Stated exercise:
Tell how many lines in the data below include the word "mouth". The answer is the number only.
+--
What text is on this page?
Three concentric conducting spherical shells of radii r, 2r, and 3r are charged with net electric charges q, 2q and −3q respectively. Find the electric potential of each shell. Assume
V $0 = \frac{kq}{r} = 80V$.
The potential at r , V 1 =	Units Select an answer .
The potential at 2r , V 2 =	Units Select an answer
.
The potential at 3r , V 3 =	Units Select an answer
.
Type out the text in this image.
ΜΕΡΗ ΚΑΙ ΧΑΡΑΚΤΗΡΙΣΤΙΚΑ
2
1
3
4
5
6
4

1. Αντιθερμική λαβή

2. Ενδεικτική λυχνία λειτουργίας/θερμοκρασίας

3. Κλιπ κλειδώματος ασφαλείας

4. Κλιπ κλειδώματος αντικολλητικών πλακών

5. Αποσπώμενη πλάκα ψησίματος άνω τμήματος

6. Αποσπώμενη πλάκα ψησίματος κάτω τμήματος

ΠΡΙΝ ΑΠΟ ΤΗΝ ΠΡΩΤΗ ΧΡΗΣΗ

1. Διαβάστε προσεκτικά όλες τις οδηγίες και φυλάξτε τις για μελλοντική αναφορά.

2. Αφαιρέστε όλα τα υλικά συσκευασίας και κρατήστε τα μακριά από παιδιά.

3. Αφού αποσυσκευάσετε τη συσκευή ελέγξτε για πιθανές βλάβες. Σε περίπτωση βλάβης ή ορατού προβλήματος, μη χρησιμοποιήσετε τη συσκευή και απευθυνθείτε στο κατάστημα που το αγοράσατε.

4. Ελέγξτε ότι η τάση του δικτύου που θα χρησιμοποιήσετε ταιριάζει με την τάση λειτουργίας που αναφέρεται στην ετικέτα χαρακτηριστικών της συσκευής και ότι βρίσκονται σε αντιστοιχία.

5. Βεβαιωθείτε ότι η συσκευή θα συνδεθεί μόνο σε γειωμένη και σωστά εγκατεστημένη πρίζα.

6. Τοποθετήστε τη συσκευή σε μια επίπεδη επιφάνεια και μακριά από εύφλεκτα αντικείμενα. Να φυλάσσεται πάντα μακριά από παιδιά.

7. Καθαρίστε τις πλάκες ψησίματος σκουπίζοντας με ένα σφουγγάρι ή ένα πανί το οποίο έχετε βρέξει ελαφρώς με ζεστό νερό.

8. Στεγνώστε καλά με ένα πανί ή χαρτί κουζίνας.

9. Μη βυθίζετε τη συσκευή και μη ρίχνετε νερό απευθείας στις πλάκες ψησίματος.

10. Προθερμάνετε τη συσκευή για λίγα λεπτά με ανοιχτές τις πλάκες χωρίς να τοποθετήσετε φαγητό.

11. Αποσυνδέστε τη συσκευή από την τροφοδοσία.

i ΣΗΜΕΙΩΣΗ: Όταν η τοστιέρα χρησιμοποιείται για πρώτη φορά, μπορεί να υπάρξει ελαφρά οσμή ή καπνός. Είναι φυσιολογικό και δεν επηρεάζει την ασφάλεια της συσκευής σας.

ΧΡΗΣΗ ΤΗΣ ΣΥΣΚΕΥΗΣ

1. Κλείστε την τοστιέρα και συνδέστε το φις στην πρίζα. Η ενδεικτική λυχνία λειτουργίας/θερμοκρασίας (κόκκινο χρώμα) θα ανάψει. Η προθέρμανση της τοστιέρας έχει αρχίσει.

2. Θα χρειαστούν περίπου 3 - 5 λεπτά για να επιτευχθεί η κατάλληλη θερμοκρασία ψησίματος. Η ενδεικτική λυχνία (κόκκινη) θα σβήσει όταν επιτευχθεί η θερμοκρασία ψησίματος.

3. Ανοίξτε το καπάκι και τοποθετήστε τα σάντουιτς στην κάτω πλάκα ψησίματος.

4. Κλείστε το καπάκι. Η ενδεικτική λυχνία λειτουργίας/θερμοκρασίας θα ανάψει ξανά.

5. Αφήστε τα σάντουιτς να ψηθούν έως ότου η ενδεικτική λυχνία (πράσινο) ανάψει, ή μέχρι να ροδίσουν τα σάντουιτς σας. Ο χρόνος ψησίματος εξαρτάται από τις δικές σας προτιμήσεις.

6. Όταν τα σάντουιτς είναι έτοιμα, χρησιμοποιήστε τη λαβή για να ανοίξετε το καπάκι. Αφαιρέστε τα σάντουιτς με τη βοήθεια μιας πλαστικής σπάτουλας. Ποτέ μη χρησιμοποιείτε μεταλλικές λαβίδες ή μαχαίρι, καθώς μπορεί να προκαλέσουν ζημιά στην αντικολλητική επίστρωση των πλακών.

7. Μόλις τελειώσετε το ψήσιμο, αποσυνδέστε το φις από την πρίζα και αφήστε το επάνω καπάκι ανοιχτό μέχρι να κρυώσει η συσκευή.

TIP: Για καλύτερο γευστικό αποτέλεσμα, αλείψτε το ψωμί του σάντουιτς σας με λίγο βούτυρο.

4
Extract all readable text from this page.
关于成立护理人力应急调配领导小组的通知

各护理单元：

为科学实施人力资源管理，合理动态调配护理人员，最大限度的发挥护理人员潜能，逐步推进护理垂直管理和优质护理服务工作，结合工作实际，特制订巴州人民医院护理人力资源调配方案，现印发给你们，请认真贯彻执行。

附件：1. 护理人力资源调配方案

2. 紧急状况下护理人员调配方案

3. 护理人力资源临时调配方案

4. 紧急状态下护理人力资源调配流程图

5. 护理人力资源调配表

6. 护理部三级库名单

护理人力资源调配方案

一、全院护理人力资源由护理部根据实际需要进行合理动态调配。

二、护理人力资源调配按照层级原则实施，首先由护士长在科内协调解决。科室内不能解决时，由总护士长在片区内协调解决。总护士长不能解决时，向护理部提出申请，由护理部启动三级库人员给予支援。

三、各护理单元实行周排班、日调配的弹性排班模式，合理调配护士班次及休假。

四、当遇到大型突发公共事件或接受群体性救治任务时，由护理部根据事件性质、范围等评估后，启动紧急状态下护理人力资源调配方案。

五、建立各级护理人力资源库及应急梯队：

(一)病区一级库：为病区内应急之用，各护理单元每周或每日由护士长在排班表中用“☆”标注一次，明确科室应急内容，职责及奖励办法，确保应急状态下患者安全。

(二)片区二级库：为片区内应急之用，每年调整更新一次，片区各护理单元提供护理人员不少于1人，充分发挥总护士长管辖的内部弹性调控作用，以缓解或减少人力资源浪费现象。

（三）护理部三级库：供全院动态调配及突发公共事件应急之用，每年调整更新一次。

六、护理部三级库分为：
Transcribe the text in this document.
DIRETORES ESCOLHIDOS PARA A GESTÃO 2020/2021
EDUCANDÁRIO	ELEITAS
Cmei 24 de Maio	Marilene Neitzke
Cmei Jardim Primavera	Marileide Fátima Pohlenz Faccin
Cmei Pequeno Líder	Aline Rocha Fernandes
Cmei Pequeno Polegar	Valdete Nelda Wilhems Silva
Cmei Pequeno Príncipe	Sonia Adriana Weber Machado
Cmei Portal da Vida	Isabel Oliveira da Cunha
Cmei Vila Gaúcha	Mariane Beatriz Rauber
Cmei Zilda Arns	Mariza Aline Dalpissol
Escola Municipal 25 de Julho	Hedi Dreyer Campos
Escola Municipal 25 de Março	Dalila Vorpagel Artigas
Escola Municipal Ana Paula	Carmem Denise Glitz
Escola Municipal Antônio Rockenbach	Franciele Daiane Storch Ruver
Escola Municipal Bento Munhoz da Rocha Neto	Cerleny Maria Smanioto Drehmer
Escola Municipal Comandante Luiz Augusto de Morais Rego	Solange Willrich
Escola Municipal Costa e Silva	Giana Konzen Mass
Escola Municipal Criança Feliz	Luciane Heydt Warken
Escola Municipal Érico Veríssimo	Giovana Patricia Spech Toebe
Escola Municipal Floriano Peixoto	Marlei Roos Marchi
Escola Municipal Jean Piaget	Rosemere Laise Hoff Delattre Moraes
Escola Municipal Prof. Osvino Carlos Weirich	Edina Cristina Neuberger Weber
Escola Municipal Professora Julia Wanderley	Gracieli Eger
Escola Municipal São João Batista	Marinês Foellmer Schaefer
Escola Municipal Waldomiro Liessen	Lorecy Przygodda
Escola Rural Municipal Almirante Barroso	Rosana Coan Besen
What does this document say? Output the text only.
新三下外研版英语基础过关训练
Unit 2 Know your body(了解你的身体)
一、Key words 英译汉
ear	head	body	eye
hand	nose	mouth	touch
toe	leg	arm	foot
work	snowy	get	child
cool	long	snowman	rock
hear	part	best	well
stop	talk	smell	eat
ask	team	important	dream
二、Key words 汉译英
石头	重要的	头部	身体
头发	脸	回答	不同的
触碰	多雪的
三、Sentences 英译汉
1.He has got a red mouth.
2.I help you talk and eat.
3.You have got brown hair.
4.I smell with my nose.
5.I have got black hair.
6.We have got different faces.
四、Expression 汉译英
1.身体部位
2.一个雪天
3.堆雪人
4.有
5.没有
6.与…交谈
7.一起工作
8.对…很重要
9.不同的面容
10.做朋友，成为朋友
+--
Answer below:
2